* [Task directions]: Reproduce the entries from the line with "outlier-point xyxy=(544,240,559,254)" to the line with "y-tick-label: 5 xyxy=(996,531,1010,559)", substituting "outlier-marker" for every occurrence of "outlier-point" and leaving everything else unchanged.
============================================================
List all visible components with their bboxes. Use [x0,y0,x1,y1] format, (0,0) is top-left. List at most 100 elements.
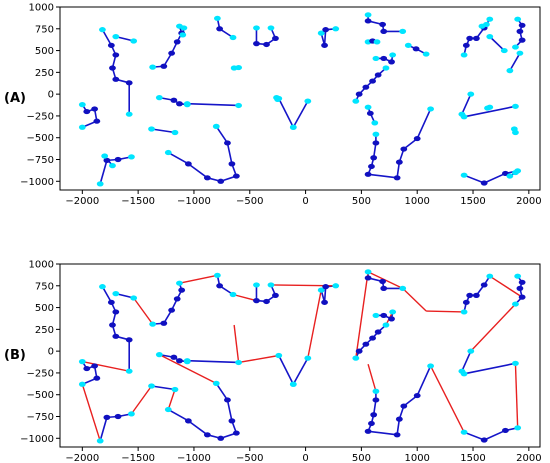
route-node [380,285,388,291]
route-endpoint [229,291,237,298]
x-tick-label: −2000 [65,453,99,463]
route-edge [489,36,505,52]
route-edge [187,102,239,107]
route-node [178,287,186,293]
route-node [370,412,378,418]
route-node [93,118,101,124]
route-endpoint [486,34,494,40]
route-node [395,416,403,422]
route-edge [463,431,485,441]
route-edge [292,357,309,385]
route-endpoint [125,368,133,374]
route-endpoint [373,39,381,45]
route-node [374,329,382,335]
route-endpoint [332,26,340,32]
route-node [168,307,176,313]
route-endpoint [130,38,138,44]
route-endpoint [148,126,155,132]
route-node [412,46,420,52]
route-node [224,397,231,403]
route-endpoint [112,34,120,40]
route-endpoint [128,411,135,417]
route-node [83,108,91,115]
route-node [364,18,372,24]
panel-b: (B) −2000 −1500 −1000 −500 0 500 1000 1500 2000 1… [4,260,542,463]
route-edge [151,128,176,134]
route-endpoint [213,272,221,278]
x-tick-label: 2000 [516,196,541,207]
route-endpoint [267,282,275,288]
route-edge [416,365,432,396]
x-tick-label: −500 [236,453,263,463]
route-edge [483,172,506,184]
y-tick-label: −250 [27,111,54,122]
y-tick-label: 500 [35,46,54,57]
route-edge [463,362,516,375]
route-endpoint [512,103,519,109]
route-node [462,42,470,48]
route-node [232,430,240,436]
route-endpoint [372,55,380,62]
route-endpoint [460,429,468,435]
route-node [322,27,330,33]
route-endpoint [506,68,514,74]
connector-edge [167,389,176,410]
route-node [160,63,168,69]
route-node [272,292,279,298]
route-node [112,309,120,315]
plot-frame [59,6,541,191]
route-endpoint [427,106,435,112]
route-node [232,173,240,179]
x-tick-label: −500 [236,196,263,207]
route-endpoint [229,34,237,41]
route-endpoint [148,383,155,389]
route-endpoint [130,295,138,301]
route-edge [151,385,176,391]
route-node [466,292,474,298]
route-endpoint [155,352,163,358]
route-endpoint [460,309,468,315]
route-node [170,97,178,103]
route-node [109,65,116,71]
x-tick-label: 2000 [516,453,541,463]
route-edge [463,105,516,118]
panel-a: (A) −2000 −1500 −1000 −500 0 500 1000 1500 2000 1… [4,3,542,208]
route-node [93,375,101,381]
route-node [480,437,488,443]
y-tick-label: 1000 [29,3,54,14]
route-edge [461,93,472,115]
connector-edge [159,354,217,385]
route-node [518,279,526,285]
route-node [228,161,236,167]
route-endpoint [317,287,325,293]
x-tick-label: 0 [302,453,308,463]
route-edge [226,142,233,165]
route-node [466,35,474,41]
route-node [125,337,133,343]
route-endpoint [183,358,191,364]
route-node [321,299,328,305]
route-node [369,335,376,341]
route-node [103,414,111,420]
y-tick-label: 250 [35,68,54,79]
route-endpoint [164,149,172,156]
route-endpoint [467,91,475,97]
route-node [388,316,395,322]
route-node [125,80,133,86]
route-edge [396,419,401,435]
y-tick-label: −750 [27,155,54,166]
connector-edge [233,324,240,363]
route-endpoint [352,355,360,361]
route-endpoint [382,65,390,71]
route-edge [187,420,208,436]
x-tick-label: 1500 [460,196,485,207]
route-endpoint [364,12,372,18]
route-endpoint [267,25,275,31]
connector-edge [232,293,257,302]
route-endpoint [389,309,397,315]
route-edge [167,408,189,422]
route-edge [278,355,295,385]
route-edge [99,160,108,185]
route-node [518,294,526,300]
connector-edge [238,354,279,364]
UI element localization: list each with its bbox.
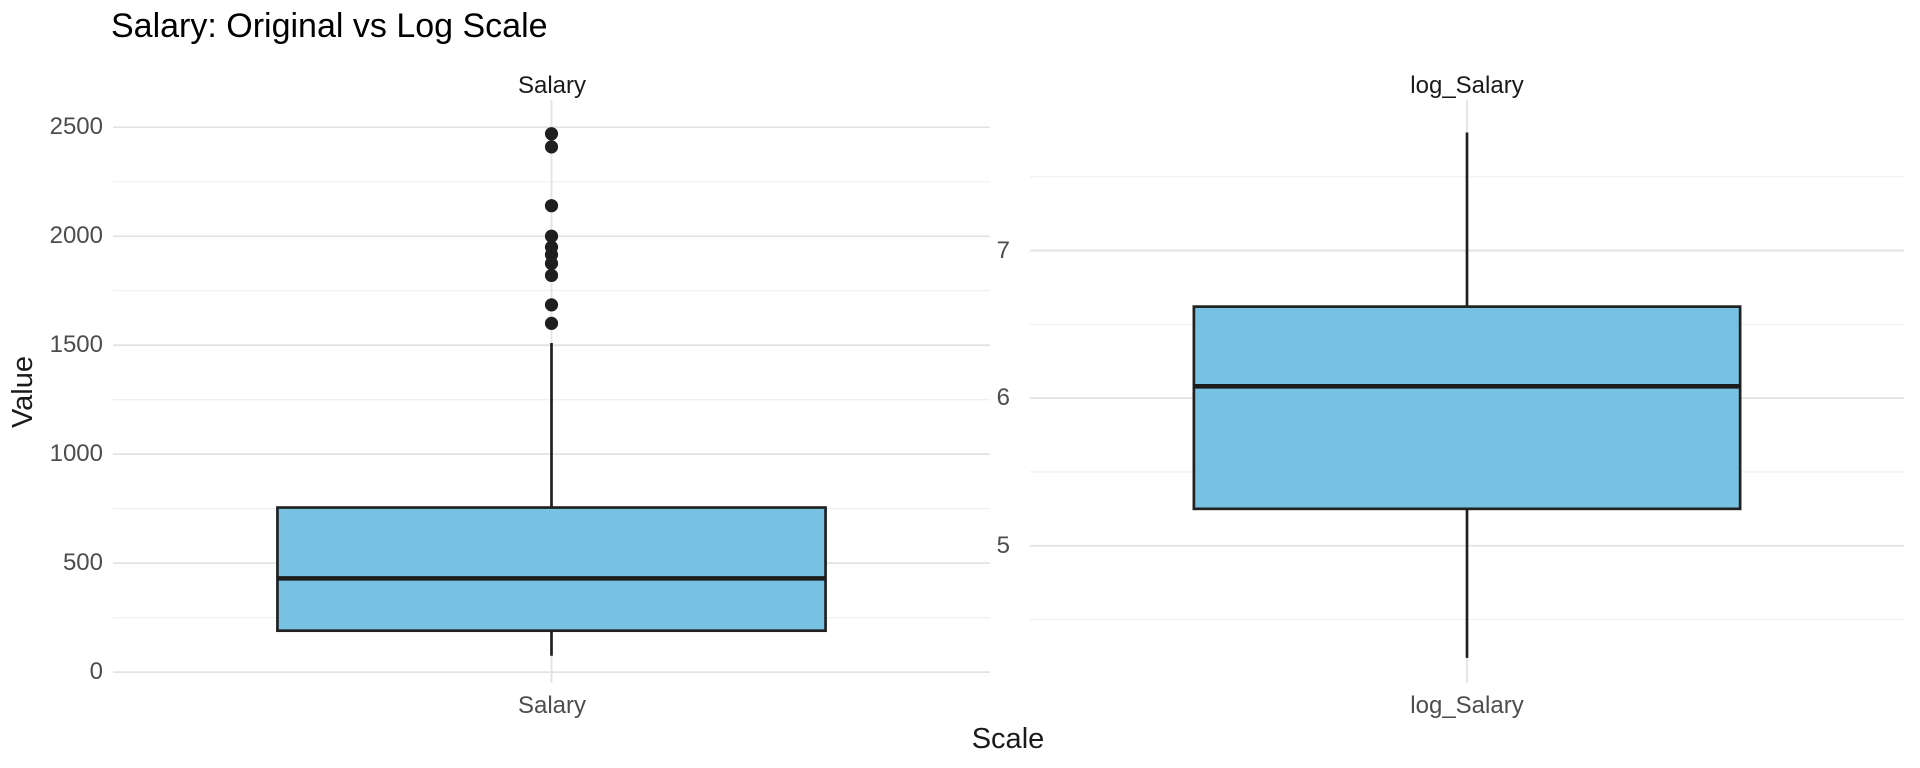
outlier-point xyxy=(544,240,559,254)
x-tick-label-log-salary: log_Salary xyxy=(1410,692,1524,719)
y-tick-label: 7 xyxy=(996,236,1010,264)
y-tick-label: 6 xyxy=(996,384,1010,412)
outlier-point xyxy=(544,140,559,154)
outlier-point xyxy=(544,199,559,213)
outlier-point xyxy=(544,298,559,312)
y-tick-label: 2500 xyxy=(49,113,103,141)
outlier-point xyxy=(544,268,559,283)
chart-title: Salary: Original vs Log Scale xyxy=(111,7,548,45)
y-tick-label: 500 xyxy=(62,549,103,577)
y-tick-label: 1500 xyxy=(49,331,103,359)
y-tick-label: 0 xyxy=(89,658,103,686)
x-tick-label-salary: Salary xyxy=(517,692,587,719)
panel-salary xyxy=(113,100,990,683)
boxplot-box xyxy=(276,506,827,633)
boxplot-box xyxy=(1192,305,1742,511)
y-axis-title: Value xyxy=(7,355,39,429)
y-tick-label: 2000 xyxy=(49,222,103,250)
y-tick-label: 5 xyxy=(996,531,1010,559)
outlier-point xyxy=(544,127,559,141)
facet-strip-salary: Salary xyxy=(517,72,587,99)
outlier-point xyxy=(544,316,559,330)
y-tick-label: 1000 xyxy=(49,440,103,468)
x-axis-title: Scale xyxy=(971,723,1045,755)
outlier-point xyxy=(544,229,559,243)
panel-log-salary xyxy=(1030,100,1904,683)
facet-strip-log-salary: log_Salary xyxy=(1410,72,1524,99)
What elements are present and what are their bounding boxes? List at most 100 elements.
============================================================
* [Result for this task]:
outlier-marker xyxy=(544,240,559,254)
x-tick-label-log-salary: log_Salary xyxy=(1410,692,1524,719)
y-tick-label: 7 xyxy=(996,236,1010,264)
y-tick-label: 6 xyxy=(996,384,1010,412)
outlier-marker xyxy=(544,140,559,154)
outlier-marker xyxy=(544,199,559,213)
outlier-marker xyxy=(544,298,559,312)
y-tick-label: 2500 xyxy=(49,113,103,141)
outlier-marker xyxy=(544,268,559,283)
chart-title: Salary: Original vs Log Scale xyxy=(111,7,548,45)
y-tick-label: 500 xyxy=(62,549,103,577)
y-tick-label: 1500 xyxy=(49,331,103,359)
y-tick-label: 0 xyxy=(89,658,103,686)
x-tick-label-salary: Salary xyxy=(517,692,587,719)
panel-salary xyxy=(113,100,990,683)
boxplot-box xyxy=(276,506,827,633)
boxplot-box xyxy=(1192,305,1742,511)
y-axis-title: Value xyxy=(7,355,39,429)
y-tick-label: 2000 xyxy=(49,222,103,250)
y-tick-label: 5 xyxy=(996,531,1010,559)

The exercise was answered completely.